-- BEGIN RECORDED INFORMATION --
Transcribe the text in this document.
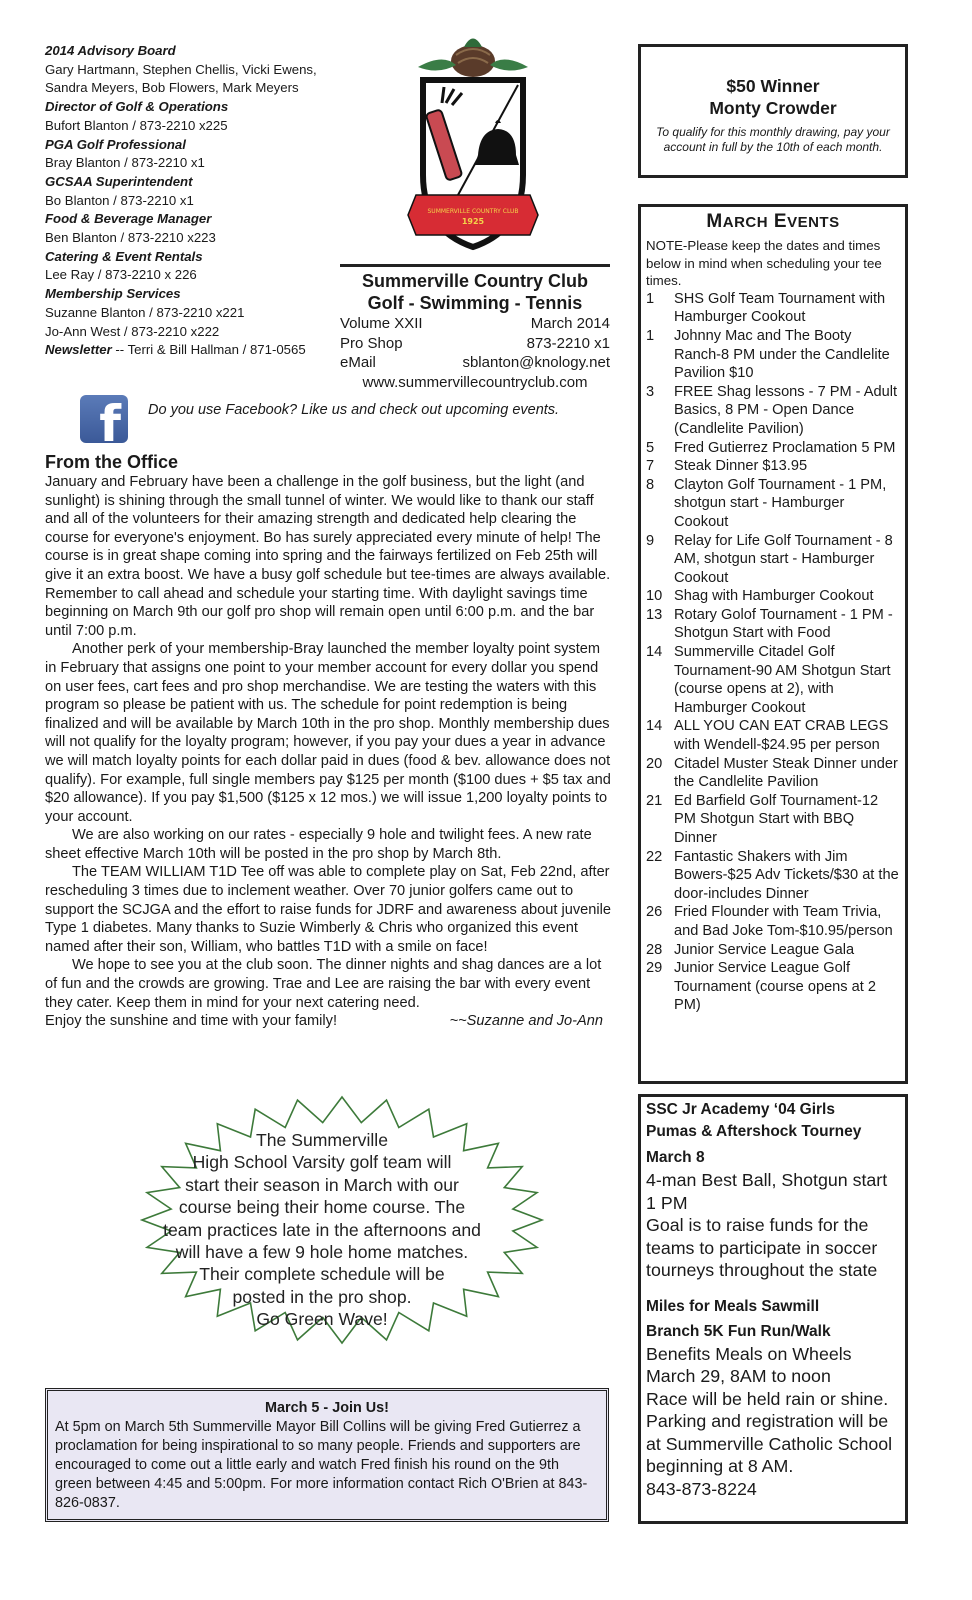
2014 Advisory Board
Gary Hartmann, Stephen Chellis, Vicki Ewens,
Sandra Meyers, Bob Flowers, Mark Meyers
Director of Golf & Operations
Bufort Blanton / 873-2210 x225
PGA Golf Professional
Bray Blanton / 873-2210 x1
GCSAA Superintendent
Bo Blanton / 873-2210 x1
Food & Beverage Manager
Ben Blanton / 873-2210 x223
Catering & Event Rentals
Lee Ray / 873-2210 x 226
Membership Services
Suzanne Blanton / 873-2210 x221
Jo-Ann West / 873-2210 x222
Newsletter -- Terri & Bill Hallman / 871-0565
SUMMERVILLE COUNTRY CLUB
1925
Summerville Country Club
Golf - Swimming - Tennis
Volume XXII	March 2014
Pro Shop	873-2210 x1
eMail	sblanton@knology.net
www.summervillecountryclub.com
f Do you use Facebook? Like us and check out upcoming events.
From the Office

January and February have been a challenge in the golf business, but the light (and sunlight) is shining through the small tunnel of winter. We would like to thank our staff and all of the volunteers for their amazing strength and dedicated help clearing the course for everyone's enjoyment. Bo has surely appreciated every minute of help! The course is in great shape coming into spring and the fairways fertilized on Feb 25th will give it an extra boost. We have a busy golf schedule but tee-times are always available. Remember to call ahead and schedule your starting time. With daylight savings time beginning on March 9th our golf pro shop will remain open until 6:00 p.m. and the bar until 7:00 p.m.

Another perk of your membership-Bray launched the member loyalty point system in February that assigns one point to your member account for every dollar you spend on user fees, cart fees and pro shop merchandise. We are testing the waters with this program so please be patient with us. The schedule for point redemption is being finalized and will be available by March 10th in the pro shop. Monthly membership dues will not qualify for the loyalty program; however, if you pay your dues a year in advance we will match loyalty points for each dollar paid in dues (food & bev. allowance does not qualify). For example, full single members pay $125 per month ($100 dues + $5 tax and $20 allowance). If you pay $1,500 ($125 x 12 mos.) we will issue 1,200 loyalty points to your account.

We are also working on our rates - especially 9 hole and twilight fees. A new rate sheet effective March 10th will be posted in the pro shop by March 8th.

The TEAM WILLIAM T1D Tee off was able to complete play on Sat, Feb 22nd, after rescheduling 3 times due to inclement weather. Over 70 junior golfers came out to support the SCJGA and the effort to raise funds for JDRF and awareness about juvenile Type 1 diabetes. Many thanks to Suzie Wimberly & Chris who organized this event named after their son, William, who battles T1D with a smile on face!

We hope to see you at the club soon. The dinner nights and shag dances are a lot of fun and the crowds are growing. Trae and Lee are raising the bar with every event they cater. Keep them in mind for your next catering need.

Enjoy the sunshine and time with your family!	~~Suzanne and Jo-Ann

The Summerville
High School Varsity golf team will
start their season in March with our
course being their home course. The
team practices late in the afternoons and
will have a few 9 hole home matches.
Their complete schedule will be
posted in the pro shop.
Go Green Wave!
March 5 - Join Us!
At 5pm on March 5th Summerville Mayor Bill Collins will be giving Fred Gutierrez a proclamation for being inspirational to so many people. Friends and supporters are encouraged to come out a little early and watch Fred finish his round on the 9th green between 4:45 and 5:00pm. For more information contact Rich O'Brien at 843-826-0837.
$50 Winner
Monty Crowder
To qualify for this monthly drawing, pay your account in full by the 10th of each month.
MARCH EVENTS
NOTE-Please keep the dates and times below in mind when scheduling your tee times.
1	SHS Golf Team Tournament with Hamburger Cookout
1	Johnny Mac and The Booty Ranch-8 PM under the Candlelite Pavilion $10
3	FREE Shag lessons - 7 PM - Adult Basics, 8 PM - Open Dance (Candlelite Pavilion)
5	Fred Gutierrez Proclamation 5 PM
7	Steak Dinner $13.95
8	Clayton Golf Tournament - 1 PM, shotgun start - Hamburger Cookout
9	Relay for Life Golf Tournament - 8 AM, shotgun start - Hamburger Cookout
10 Shag with Hamburger Cookout
13 Rotary Golof Tournament - 1 PM - Shotgun Start with Food
14 Summerville Citadel Golf Tournament-90 AM Shotgun Start (course opens at 2), with Hamburger Cookout
14 ALL YOU CAN EAT CRAB LEGS with Wendell-$24.95 per person
20 Citadel Muster Steak Dinner under the Candlelite Pavilion
21 Ed Barfield Golf Tournament-12 PM Shotgun Start with BBQ Dinner
22 Fantastic Shakers with Jim Bowers-$25 Adv Tickets/$30 at the door-includes Dinner
26 Fried Flounder with Team Trivia, and Bad Joke Tom-$10.95/person
28 Junior Service League Gala
29 Junior Service League Golf Tournament (course opens at 2 PM)
SSC Jr Academy ‘04 Girls
Pumas & Aftershock Tourney
March 8
4-man Best Ball, Shotgun start 1 PM
Goal is to raise funds for the teams to participate in soccer tourneys throughout the state
Miles for Meals Sawmill
Branch 5K Fun Run/Walk
Benefits Meals on Wheels
March 29, 8AM to noon
Race will be held rain or shine. Parking and registration will be at Summerville Catholic School beginning at 8 AM.
843-873-8224
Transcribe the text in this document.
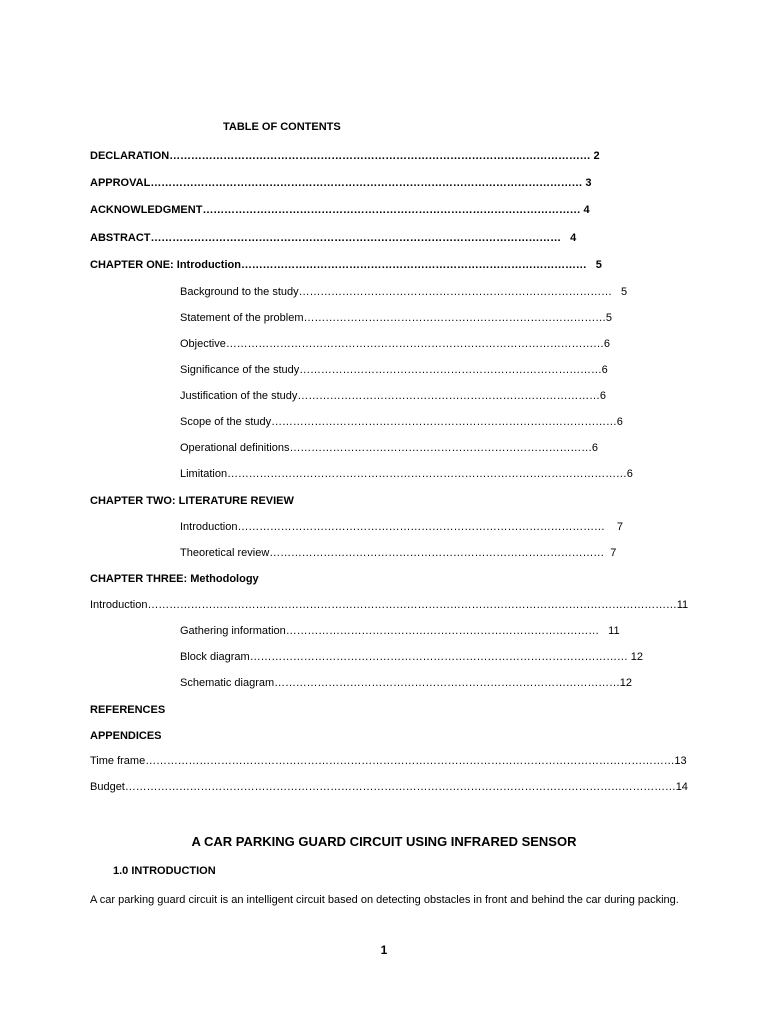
TABLE OF CONTENTS
DECLARATION ……………………………………………………………………………………………………… 2
APPROVAL ………………………………………………………………………………………………………… 3
ACKNOWLEDGMENT …………………………………………………………………………………………… 4
ABSTRACT …………………………………………………………………………………………………… 4
CHAPTER ONE: Introduction …………………………………………………………………………………… 5
Background to the study …………………………………………………………………………… 5
Statement of the problem ………………………………………………………………………… 5
Objective …………………………………………………………………………………………… 6
Significance of the study ………………………………………………………………………… 6
Justification of the study ………………………………………………………………………… 6
Scope of the study …………………………………………………………………………………… 6
Operational definitions ………………………………………………………………………… 6
Limitation ………………………………………………………………………………………………… 6
CHAPTER TWO: LITERATURE REVIEW
Introduction ………………………………………………………………………………………… 7
Theoretical review ………………………………………………………………………………… 7
CHAPTER THREE: Methodology
Introduction ………………………………………………………………………………………………………………………………… 11
Gathering information …………………………………………………………………………… 11
Block diagram …………………………………………………………………………………………… 12
Schematic diagram …………………………………………………………………………………… 12
REFERENCES
APPENDICES
Time frame ………………………………………………………………………………………………………………………………… 13
Budget ……………………………………………………………………………………………………………………………………… 14
A CAR PARKING GUARD CIRCUIT USING INFRARED SENSOR
1.0 INTRODUCTION
A car parking guard circuit is an intelligent circuit based on detecting obstacles in front and behind the car during packing.
1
-- END RECORDED INFORMATION --
▶ WHAT IS NEEDED:
Every line above should be repeated exactly; pictures stay out of the copy.

▶ RESPONSE FOR THIS EXERCISE:
Transcribe the text in this document.
2014 Advisory Board
Gary Hartmann, Stephen Chellis, Vicki Ewens,
Sandra Meyers, Bob Flowers, Mark Meyers
Director of Golf & Operations
Bufort Blanton / 873-2210 x225
PGA Golf Professional
Bray Blanton / 873-2210 x1
GCSAA Superintendent
Bo Blanton / 873-2210 x1
Food & Beverage Manager
Ben Blanton / 873-2210 x223
Catering & Event Rentals
Lee Ray / 873-2210 x 226
Membership Services
Suzanne Blanton / 873-2210 x221
Jo-Ann West / 873-2210 x222
Newsletter -- Terri & Bill Hallman / 871-0565
SUMMERVILLE COUNTRY CLUB
1925
Summerville Country Club
Golf - Swimming - Tennis
Volume XXII	March 2014
Pro Shop	873-2210 x1
eMail	sblanton@knology.net
www.summervillecountryclub.com
f Do you use Facebook? Like us and check out upcoming events.
From the Office

January and February have been a challenge in the golf business, but the light (and sunlight) is shining through the small tunnel of winter. We would like to thank our staff and all of the volunteers for their amazing strength and dedicated help clearing the course for everyone's enjoyment. Bo has surely appreciated every minute of help! The course is in great shape coming into spring and the fairways fertilized on Feb 25th will give it an extra boost. We have a busy golf schedule but tee-times are always available. Remember to call ahead and schedule your starting time. With daylight savings time beginning on March 9th our golf pro shop will remain open until 6:00 p.m. and the bar until 7:00 p.m.

Another perk of your membership-Bray launched the member loyalty point system in February that assigns one point to your member account for every dollar you spend on user fees, cart fees and pro shop merchandise. We are testing the waters with this program so please be patient with us. The schedule for point redemption is being finalized and will be available by March 10th in the pro shop. Monthly membership dues will not qualify for the loyalty program; however, if you pay your dues a year in advance we will match loyalty points for each dollar paid in dues (food & bev. allowance does not qualify). For example, full single members pay $125 per month ($100 dues + $5 tax and $20 allowance). If you pay $1,500 ($125 x 12 mos.) we will issue 1,200 loyalty points to your account.

We are also working on our rates - especially 9 hole and twilight fees. A new rate sheet effective March 10th will be posted in the pro shop by March 8th.

The TEAM WILLIAM T1D Tee off was able to complete play on Sat, Feb 22nd, after rescheduling 3 times due to inclement weather. Over 70 junior golfers came out to support the SCJGA and the effort to raise funds for JDRF and awareness about juvenile Type 1 diabetes. Many thanks to Suzie Wimberly & Chris who organized this event named after their son, William, who battles T1D with a smile on face!

We hope to see you at the club soon. The dinner nights and shag dances are a lot of fun and the crowds are growing. Trae and Lee are raising the bar with every event they cater. Keep them in mind for your next catering need.

Enjoy the sunshine and time with your family!	~~Suzanne and Jo-Ann

The Summerville
High School Varsity golf team will
start their season in March with our
course being their home course. The
team practices late in the afternoons and
will have a few 9 hole home matches.
Their complete schedule will be
posted in the pro shop.
Go Green Wave!
March 5 - Join Us!
At 5pm on March 5th Summerville Mayor Bill Collins will be giving Fred Gutierrez a proclamation for being inspirational to so many people. Friends and supporters are encouraged to come out a little early and watch Fred finish his round on the 9th green between 4:45 and 5:00pm. For more information contact Rich O'Brien at 843-826-0837.
$50 Winner
Monty Crowder
To qualify for this monthly drawing, pay your account in full by the 10th of each month.
MARCH EVENTS
NOTE-Please keep the dates and times below in mind when scheduling your tee times.
1	SHS Golf Team Tournament with Hamburger Cookout
1	Johnny Mac and The Booty Ranch-8 PM under the Candlelite Pavilion $10
3	FREE Shag lessons - 7 PM - Adult Basics, 8 PM - Open Dance (Candlelite Pavilion)
5	Fred Gutierrez Proclamation 5 PM
7	Steak Dinner $13.95
8	Clayton Golf Tournament - 1 PM, shotgun start - Hamburger Cookout
9	Relay for Life Golf Tournament - 8 AM, shotgun start - Hamburger Cookout
10 Shag with Hamburger Cookout
13 Rotary Golof Tournament - 1 PM - Shotgun Start with Food
14 Summerville Citadel Golf Tournament-90 AM Shotgun Start (course opens at 2), with Hamburger Cookout
14 ALL YOU CAN EAT CRAB LEGS with Wendell-$24.95 per person
20 Citadel Muster Steak Dinner under the Candlelite Pavilion
21 Ed Barfield Golf Tournament-12 PM Shotgun Start with BBQ Dinner
22 Fantastic Shakers with Jim Bowers-$25 Adv Tickets/$30 at the door-includes Dinner
26 Fried Flounder with Team Trivia, and Bad Joke Tom-$10.95/person
28 Junior Service League Gala
29 Junior Service League Golf Tournament (course opens at 2 PM)
SSC Jr Academy ‘04 Girls
Pumas & Aftershock Tourney
March 8
4-man Best Ball, Shotgun start 1 PM
Goal is to raise funds for the teams to participate in soccer tourneys throughout the state
Miles for Meals Sawmill
Branch 5K Fun Run/Walk
Benefits Meals on Wheels
March 29, 8AM to noon
Race will be held rain or shine. Parking and registration will be at Summerville Catholic School beginning at 8 AM.
843-873-8224
Transcribe the text in this document.
TABLE OF CONTENTS
DECLARATION ……………………………………………………………………………………………………… 2
APPROVAL ………………………………………………………………………………………………………… 3
ACKNOWLEDGMENT …………………………………………………………………………………………… 4
ABSTRACT …………………………………………………………………………………………………… 4
CHAPTER ONE: Introduction …………………………………………………………………………………… 5
Background to the study …………………………………………………………………………… 5
Statement of the problem ………………………………………………………………………… 5
Objective …………………………………………………………………………………………… 6
Significance of the study ………………………………………………………………………… 6
Justification of the study ………………………………………………………………………… 6
Scope of the study …………………………………………………………………………………… 6
Operational definitions ………………………………………………………………………… 6
Limitation ………………………………………………………………………………………………… 6
CHAPTER TWO: LITERATURE REVIEW
Introduction ………………………………………………………………………………………… 7
Theoretical review ………………………………………………………………………………… 7
CHAPTER THREE: Methodology
Introduction ………………………………………………………………………………………………………………………………… 11
Gathering information …………………………………………………………………………… 11
Block diagram …………………………………………………………………………………………… 12
Schematic diagram …………………………………………………………………………………… 12
REFERENCES
APPENDICES
Time frame ………………………………………………………………………………………………………………………………… 13
Budget ……………………………………………………………………………………………………………………………………… 14
A CAR PARKING GUARD CIRCUIT USING INFRARED SENSOR
1.0 INTRODUCTION
A car parking guard circuit is an intelligent circuit based on detecting obstacles in front and behind the car during packing.
1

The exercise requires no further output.